- _Instructions for the task_
In the data below, find every line with the string "была" and pull it out.

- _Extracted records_
=-=-=
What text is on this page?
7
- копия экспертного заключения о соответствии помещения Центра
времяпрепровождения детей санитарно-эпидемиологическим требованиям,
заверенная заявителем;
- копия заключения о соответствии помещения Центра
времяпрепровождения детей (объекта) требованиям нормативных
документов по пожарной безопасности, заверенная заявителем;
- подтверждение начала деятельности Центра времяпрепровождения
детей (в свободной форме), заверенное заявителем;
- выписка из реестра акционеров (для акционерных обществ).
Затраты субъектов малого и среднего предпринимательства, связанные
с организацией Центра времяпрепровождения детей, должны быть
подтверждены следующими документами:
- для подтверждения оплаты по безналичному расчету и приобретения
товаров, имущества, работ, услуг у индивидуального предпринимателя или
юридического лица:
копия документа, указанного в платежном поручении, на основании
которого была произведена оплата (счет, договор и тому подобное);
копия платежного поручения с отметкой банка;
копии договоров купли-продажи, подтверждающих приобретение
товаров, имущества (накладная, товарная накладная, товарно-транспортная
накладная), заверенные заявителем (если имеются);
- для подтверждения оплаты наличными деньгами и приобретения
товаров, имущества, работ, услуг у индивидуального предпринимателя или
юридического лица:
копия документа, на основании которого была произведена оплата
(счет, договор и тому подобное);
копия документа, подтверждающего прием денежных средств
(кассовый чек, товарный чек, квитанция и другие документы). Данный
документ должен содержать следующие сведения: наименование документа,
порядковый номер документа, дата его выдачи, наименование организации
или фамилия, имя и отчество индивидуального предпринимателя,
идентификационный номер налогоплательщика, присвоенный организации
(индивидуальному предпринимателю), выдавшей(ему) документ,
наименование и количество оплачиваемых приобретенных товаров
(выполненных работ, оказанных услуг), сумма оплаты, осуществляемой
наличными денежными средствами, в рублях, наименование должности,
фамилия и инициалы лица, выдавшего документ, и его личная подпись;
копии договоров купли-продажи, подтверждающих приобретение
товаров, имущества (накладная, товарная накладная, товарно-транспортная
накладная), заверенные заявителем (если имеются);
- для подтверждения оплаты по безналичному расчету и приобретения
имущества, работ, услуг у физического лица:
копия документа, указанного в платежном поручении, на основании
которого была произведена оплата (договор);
=-=-=
- _Written answer_
которого была произведена оплата (счет, договор и тому подобное);
копия документа, на основании которого была произведена оплата
которого была произведена оплата (договор);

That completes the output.